>>>

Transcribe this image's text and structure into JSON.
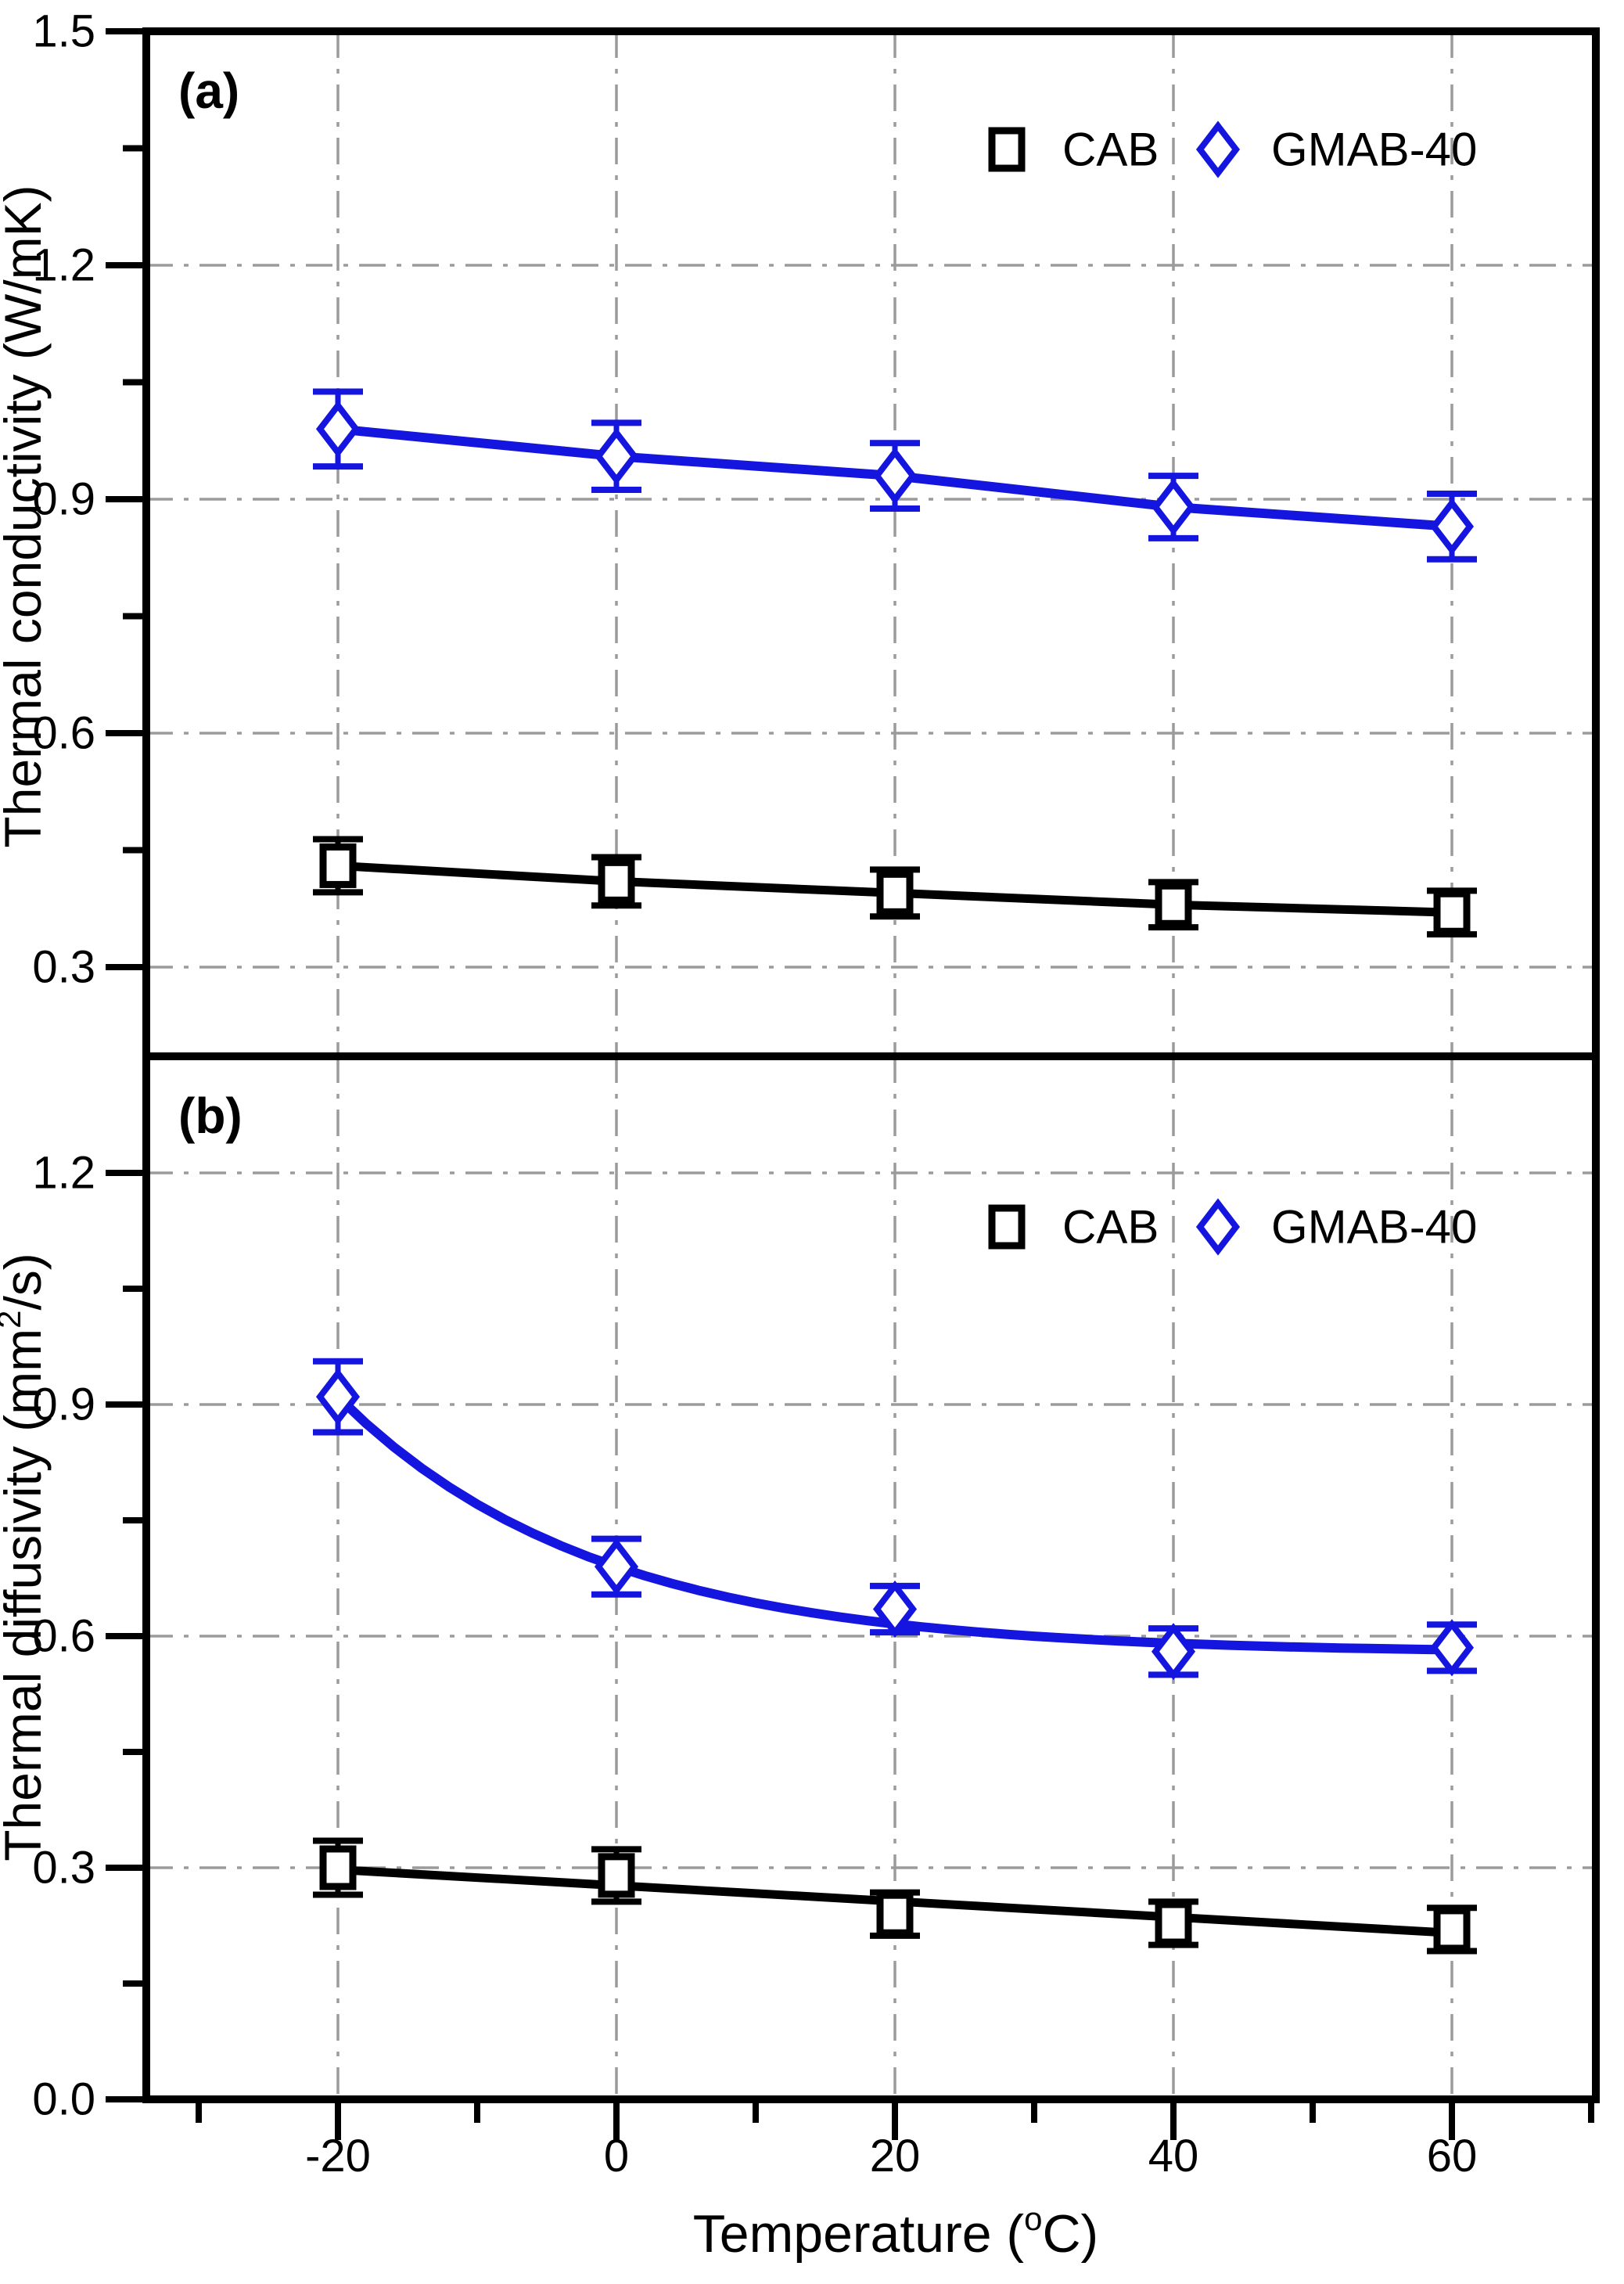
{
  "figure": {
    "background": "#ffffff",
    "xlabel": "Temperature (°C)",
    "xlabel_parts": {
      "pre": "Temperature (",
      "sup": "o",
      "post": "C)"
    },
    "colors": {
      "axis": "#000000",
      "grid": "#9b9b9b",
      "cab": "#000000",
      "gmab40": "#1515e0",
      "marker_fill": "#ffffff"
    }
  },
  "chart_data": [
    {
      "type": "line",
      "panel": "a",
      "title": "(a)",
      "ylabel": "Thermal conductivity (W/mK)",
      "xlabel": "Temperature (°C)",
      "xlim": [
        -33.8,
        70.3
      ],
      "ylim": [
        0.186,
        1.5
      ],
      "x": [
        -20,
        0,
        20,
        40,
        60
      ],
      "xtick_labels": [
        "-20",
        "0",
        "20",
        "40",
        "60"
      ],
      "xticks_minor": [
        -30,
        -10,
        10,
        30,
        50,
        70
      ],
      "yticks": [
        1.5,
        1.2,
        0.9,
        0.6,
        0.3
      ],
      "ytick_labels": [
        "1.5",
        "1.2",
        "0.9",
        "0.6",
        "0.3"
      ],
      "yticks_minor": [
        1.35,
        1.05,
        0.75,
        0.45
      ],
      "grid": "dash-dot",
      "legend_position": "inside-top-right",
      "series": [
        {
          "name": "CAB",
          "marker": "square",
          "color": "#000000",
          "values": [
            0.43,
            0.41,
            0.395,
            0.38,
            0.37
          ],
          "errors": [
            0.034,
            0.031,
            0.03,
            0.029,
            0.028
          ],
          "fit": {
            "type": "polyline"
          }
        },
        {
          "name": "GMAB-40",
          "marker": "diamond",
          "color": "#1515e0",
          "values": [
            0.99,
            0.955,
            0.93,
            0.89,
            0.865
          ],
          "errors": [
            0.048,
            0.043,
            0.042,
            0.04,
            0.042
          ],
          "fit": {
            "type": "polyline"
          }
        }
      ]
    },
    {
      "type": "line",
      "panel": "b",
      "title": "(b)",
      "ylabel": "Thermal diffusivity (mm²/s)",
      "ylabel_parts": {
        "pre": "Thermal diffusivity (mm",
        "sup": "2",
        "post": "/s)"
      },
      "xlabel": "Temperature (°C)",
      "xlim": [
        -33.8,
        70.3
      ],
      "ylim": [
        0,
        1.351
      ],
      "x": [
        -20,
        0,
        20,
        40,
        60
      ],
      "xtick_labels": [
        "-20",
        "0",
        "20",
        "40",
        "60"
      ],
      "xticks_minor": [
        -30,
        -10,
        10,
        30,
        50,
        70
      ],
      "yticks": [
        1.2,
        0.9,
        0.6,
        0.3,
        0.0
      ],
      "ytick_labels": [
        "1.2",
        "0.9",
        "0.6",
        "0.3",
        "0.0"
      ],
      "yticks_minor": [
        1.05,
        0.75,
        0.45,
        0.15
      ],
      "grid": "dash-dot",
      "legend_position": "inside-top-right",
      "series": [
        {
          "name": "CAB",
          "marker": "square",
          "color": "#000000",
          "values": [
            0.3,
            0.29,
            0.24,
            0.228,
            0.22
          ],
          "errors": [
            0.035,
            0.034,
            0.028,
            0.028,
            0.028
          ],
          "fit": {
            "type": "linear",
            "points": [
              [
                -20,
                0.2975
              ],
              [
                60,
                0.2155
              ]
            ]
          }
        },
        {
          "name": "GMAB-40",
          "marker": "diamond",
          "color": "#1515e0",
          "values": [
            0.91,
            0.69,
            0.635,
            0.58,
            0.585
          ],
          "errors": [
            0.046,
            0.036,
            0.03,
            0.03,
            0.03
          ],
          "fit": {
            "type": "exp_decay",
            "y0": 0.578,
            "amplitude": 0.332,
            "tau": 18.4,
            "x0": -20,
            "range": [
              -20,
              60
            ]
          }
        }
      ]
    }
  ]
}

<<<

» Brief: Go through the entries above and print each one exactly, minus the pictures.

» Result of the exercise:
Transcribe this image's text and structure into JSON.
{
  "figure": {
    "background": "#ffffff",
    "xlabel": "Temperature (°C)",
    "xlabel_parts": {
      "pre": "Temperature (",
      "sup": "o",
      "post": "C)"
    },
    "colors": {
      "axis": "#000000",
      "grid": "#9b9b9b",
      "cab": "#000000",
      "gmab40": "#1515e0",
      "marker_fill": "#ffffff"
    }
  },
  "chart_data": [
    {
      "type": "line",
      "panel": "a",
      "title": "(a)",
      "ylabel": "Thermal conductivity (W/mK)",
      "xlabel": "Temperature (°C)",
      "xlim": [
        -33.8,
        70.3
      ],
      "ylim": [
        0.186,
        1.5
      ],
      "x": [
        -20,
        0,
        20,
        40,
        60
      ],
      "xtick_labels": [
        "-20",
        "0",
        "20",
        "40",
        "60"
      ],
      "xticks_minor": [
        -30,
        -10,
        10,
        30,
        50,
        70
      ],
      "yticks": [
        1.5,
        1.2,
        0.9,
        0.6,
        0.3
      ],
      "ytick_labels": [
        "1.5",
        "1.2",
        "0.9",
        "0.6",
        "0.3"
      ],
      "yticks_minor": [
        1.35,
        1.05,
        0.75,
        0.45
      ],
      "grid": "dash-dot",
      "legend_position": "inside-top-right",
      "series": [
        {
          "name": "CAB",
          "marker": "square",
          "color": "#000000",
          "values": [
            0.43,
            0.41,
            0.395,
            0.38,
            0.37
          ],
          "errors": [
            0.034,
            0.031,
            0.03,
            0.029,
            0.028
          ],
          "fit": {
            "type": "polyline"
          }
        },
        {
          "name": "GMAB-40",
          "marker": "diamond",
          "color": "#1515e0",
          "values": [
            0.99,
            0.955,
            0.93,
            0.89,
            0.865
          ],
          "errors": [
            0.048,
            0.043,
            0.042,
            0.04,
            0.042
          ],
          "fit": {
            "type": "polyline"
          }
        }
      ]
    },
    {
      "type": "line",
      "panel": "b",
      "title": "(b)",
      "ylabel": "Thermal diffusivity (mm²/s)",
      "ylabel_parts": {
        "pre": "Thermal diffusivity (mm",
        "sup": "2",
        "post": "/s)"
      },
      "xlabel": "Temperature (°C)",
      "xlim": [
        -33.8,
        70.3
      ],
      "ylim": [
        0,
        1.351
      ],
      "x": [
        -20,
        0,
        20,
        40,
        60
      ],
      "xtick_labels": [
        "-20",
        "0",
        "20",
        "40",
        "60"
      ],
      "xticks_minor": [
        -30,
        -10,
        10,
        30,
        50,
        70
      ],
      "yticks": [
        1.2,
        0.9,
        0.6,
        0.3,
        0.0
      ],
      "ytick_labels": [
        "1.2",
        "0.9",
        "0.6",
        "0.3",
        "0.0"
      ],
      "yticks_minor": [
        1.05,
        0.75,
        0.45,
        0.15
      ],
      "grid": "dash-dot",
      "legend_position": "inside-top-right",
      "series": [
        {
          "name": "CAB",
          "marker": "square",
          "color": "#000000",
          "values": [
            0.3,
            0.29,
            0.24,
            0.228,
            0.22
          ],
          "errors": [
            0.035,
            0.034,
            0.028,
            0.028,
            0.028
          ],
          "fit": {
            "type": "linear",
            "points": [
              [
                -20,
                0.2975
              ],
              [
                60,
                0.2155
              ]
            ]
          }
        },
        {
          "name": "GMAB-40",
          "marker": "diamond",
          "color": "#1515e0",
          "values": [
            0.91,
            0.69,
            0.635,
            0.58,
            0.585
          ],
          "errors": [
            0.046,
            0.036,
            0.03,
            0.03,
            0.03
          ],
          "fit": {
            "type": "exp_decay",
            "y0": 0.578,
            "amplitude": 0.332,
            "tau": 18.4,
            "x0": -20,
            "range": [
              -20,
              60
            ]
          }
        }
      ]
    }
  ]
}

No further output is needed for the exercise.